Exercise goal: Please copy all the lines that follow, word for word.

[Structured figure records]

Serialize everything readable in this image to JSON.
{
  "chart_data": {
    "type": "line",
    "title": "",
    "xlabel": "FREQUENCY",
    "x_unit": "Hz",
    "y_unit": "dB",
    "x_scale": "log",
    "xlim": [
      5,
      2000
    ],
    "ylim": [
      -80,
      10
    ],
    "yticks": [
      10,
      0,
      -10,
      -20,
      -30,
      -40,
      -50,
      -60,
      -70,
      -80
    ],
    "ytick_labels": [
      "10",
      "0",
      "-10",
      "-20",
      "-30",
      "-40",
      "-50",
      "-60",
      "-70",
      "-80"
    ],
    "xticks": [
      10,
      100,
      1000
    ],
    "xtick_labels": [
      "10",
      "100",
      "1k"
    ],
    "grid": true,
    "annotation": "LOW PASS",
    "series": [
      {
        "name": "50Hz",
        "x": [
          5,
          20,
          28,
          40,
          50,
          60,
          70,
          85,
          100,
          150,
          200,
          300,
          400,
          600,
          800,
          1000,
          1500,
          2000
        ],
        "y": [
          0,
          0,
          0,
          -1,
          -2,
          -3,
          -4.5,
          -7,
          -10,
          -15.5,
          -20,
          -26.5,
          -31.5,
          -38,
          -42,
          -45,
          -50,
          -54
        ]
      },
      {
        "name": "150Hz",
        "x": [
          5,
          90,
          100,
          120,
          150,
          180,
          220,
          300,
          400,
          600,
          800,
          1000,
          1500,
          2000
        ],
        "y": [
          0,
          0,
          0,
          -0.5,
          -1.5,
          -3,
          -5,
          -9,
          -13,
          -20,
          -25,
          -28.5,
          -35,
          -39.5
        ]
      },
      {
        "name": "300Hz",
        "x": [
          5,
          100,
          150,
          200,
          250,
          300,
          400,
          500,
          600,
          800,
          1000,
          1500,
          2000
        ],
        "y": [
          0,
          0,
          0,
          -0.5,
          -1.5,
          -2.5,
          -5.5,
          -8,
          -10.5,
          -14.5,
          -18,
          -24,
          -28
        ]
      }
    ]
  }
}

Exercise result:
Serialize everything readable in this image to JSON.
{
  "chart_data": {
    "type": "line",
    "title": "",
    "xlabel": "FREQUENCY",
    "x_unit": "Hz",
    "y_unit": "dB",
    "x_scale": "log",
    "xlim": [
      5,
      2000
    ],
    "ylim": [
      -80,
      10
    ],
    "yticks": [
      10,
      0,
      -10,
      -20,
      -30,
      -40,
      -50,
      -60,
      -70,
      -80
    ],
    "ytick_labels": [
      "10",
      "0",
      "-10",
      "-20",
      "-30",
      "-40",
      "-50",
      "-60",
      "-70",
      "-80"
    ],
    "xticks": [
      10,
      100,
      1000
    ],
    "xtick_labels": [
      "10",
      "100",
      "1k"
    ],
    "grid": true,
    "annotation": "LOW PASS",
    "series": [
      {
        "name": "50Hz",
        "x": [
          5,
          20,
          28,
          40,
          50,
          60,
          70,
          85,
          100,
          150,
          200,
          300,
          400,
          600,
          800,
          1000,
          1500,
          2000
        ],
        "y": [
          0,
          0,
          0,
          -1,
          -2,
          -3,
          -4.5,
          -7,
          -10,
          -15.5,
          -20,
          -26.5,
          -31.5,
          -38,
          -42,
          -45,
          -50,
          -54
        ]
      },
      {
        "name": "150Hz",
        "x": [
          5,
          90,
          100,
          120,
          150,
          180,
          220,
          300,
          400,
          600,
          800,
          1000,
          1500,
          2000
        ],
        "y": [
          0,
          0,
          0,
          -0.5,
          -1.5,
          -3,
          -5,
          -9,
          -13,
          -20,
          -25,
          -28.5,
          -35,
          -39.5
        ]
      },
      {
        "name": "300Hz",
        "x": [
          5,
          100,
          150,
          200,
          250,
          300,
          400,
          500,
          600,
          800,
          1000,
          1500,
          2000
        ],
        "y": [
          0,
          0,
          0,
          -0.5,
          -1.5,
          -2.5,
          -5.5,
          -8,
          -10.5,
          -14.5,
          -18,
          -24,
          -28
        ]
      }
    ]
  }
}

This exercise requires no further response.